(Extracted records)
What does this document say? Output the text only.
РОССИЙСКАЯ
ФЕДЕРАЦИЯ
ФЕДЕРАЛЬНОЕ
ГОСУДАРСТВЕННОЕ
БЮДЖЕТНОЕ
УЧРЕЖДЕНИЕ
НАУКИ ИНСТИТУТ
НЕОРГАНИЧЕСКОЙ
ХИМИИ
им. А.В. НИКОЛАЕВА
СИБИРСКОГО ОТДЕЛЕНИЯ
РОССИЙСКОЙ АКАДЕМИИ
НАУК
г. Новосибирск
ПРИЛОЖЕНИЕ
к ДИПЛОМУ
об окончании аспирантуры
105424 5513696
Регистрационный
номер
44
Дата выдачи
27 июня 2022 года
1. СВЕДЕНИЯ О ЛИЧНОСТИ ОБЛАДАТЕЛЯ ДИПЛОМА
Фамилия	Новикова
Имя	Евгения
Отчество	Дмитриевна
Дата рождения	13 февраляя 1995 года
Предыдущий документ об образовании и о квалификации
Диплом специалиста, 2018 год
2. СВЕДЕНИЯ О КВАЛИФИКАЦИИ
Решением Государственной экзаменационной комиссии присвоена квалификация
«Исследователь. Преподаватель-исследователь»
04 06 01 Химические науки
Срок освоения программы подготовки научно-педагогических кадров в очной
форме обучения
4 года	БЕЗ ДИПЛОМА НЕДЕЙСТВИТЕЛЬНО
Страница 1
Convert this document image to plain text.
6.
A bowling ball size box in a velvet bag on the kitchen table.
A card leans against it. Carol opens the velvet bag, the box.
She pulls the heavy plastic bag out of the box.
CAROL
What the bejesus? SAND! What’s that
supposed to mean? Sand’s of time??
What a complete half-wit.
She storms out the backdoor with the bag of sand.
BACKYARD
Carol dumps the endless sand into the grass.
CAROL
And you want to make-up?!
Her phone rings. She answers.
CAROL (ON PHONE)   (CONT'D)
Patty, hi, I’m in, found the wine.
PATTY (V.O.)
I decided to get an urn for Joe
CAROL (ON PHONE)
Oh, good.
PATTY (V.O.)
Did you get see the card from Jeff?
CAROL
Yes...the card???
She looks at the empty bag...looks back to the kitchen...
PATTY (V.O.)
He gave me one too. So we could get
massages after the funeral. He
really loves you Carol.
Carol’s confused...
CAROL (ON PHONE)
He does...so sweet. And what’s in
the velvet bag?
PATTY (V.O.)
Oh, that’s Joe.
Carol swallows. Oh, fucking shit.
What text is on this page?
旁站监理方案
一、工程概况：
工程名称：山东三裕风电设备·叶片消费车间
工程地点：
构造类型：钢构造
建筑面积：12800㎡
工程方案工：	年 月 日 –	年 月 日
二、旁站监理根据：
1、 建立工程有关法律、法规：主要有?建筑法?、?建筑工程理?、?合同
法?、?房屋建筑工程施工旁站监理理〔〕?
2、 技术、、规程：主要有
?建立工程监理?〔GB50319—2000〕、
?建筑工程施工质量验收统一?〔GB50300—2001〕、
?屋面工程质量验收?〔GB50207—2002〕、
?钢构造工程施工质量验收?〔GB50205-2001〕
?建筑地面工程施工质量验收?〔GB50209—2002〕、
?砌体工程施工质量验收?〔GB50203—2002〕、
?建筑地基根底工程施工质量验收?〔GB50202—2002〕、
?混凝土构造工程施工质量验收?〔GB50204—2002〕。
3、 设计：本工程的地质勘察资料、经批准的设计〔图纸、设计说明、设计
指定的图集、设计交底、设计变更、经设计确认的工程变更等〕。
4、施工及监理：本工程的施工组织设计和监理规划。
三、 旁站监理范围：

Your instructions
Return exactly the lines from the line bearing "What text is on this page?" to the end of the records, inclusive of both; include no other lines.

Task solution
What text is on this page?
旁站监理方案
一、工程概况：
工程名称：山东三裕风电设备·叶片消费车间
工程地点：
构造类型：钢构造
建筑面积：12800㎡
工程方案工：	年 月 日 –	年 月 日
二、旁站监理根据：
1、 建立工程有关法律、法规：主要有?建筑法?、?建筑工程理?、?合同
法?、?房屋建筑工程施工旁站监理理〔〕?
2、 技术、、规程：主要有
?建立工程监理?〔GB50319—2000〕、
?建筑工程施工质量验收统一?〔GB50300—2001〕、
?屋面工程质量验收?〔GB50207—2002〕、
?钢构造工程施工质量验收?〔GB50205-2001〕
?建筑地面工程施工质量验收?〔GB50209—2002〕、
?砌体工程施工质量验收?〔GB50203—2002〕、
?建筑地基根底工程施工质量验收?〔GB50202—2002〕、
?混凝土构造工程施工质量验收?〔GB50204—2002〕。
3、 设计：本工程的地质勘察资料、经批准的设计〔图纸、设计说明、设计
指定的图集、设计交底、设计变更、经设计确认的工程变更等〕。
4、施工及监理：本工程的施工组织设计和监理规划。
三、 旁站监理范围：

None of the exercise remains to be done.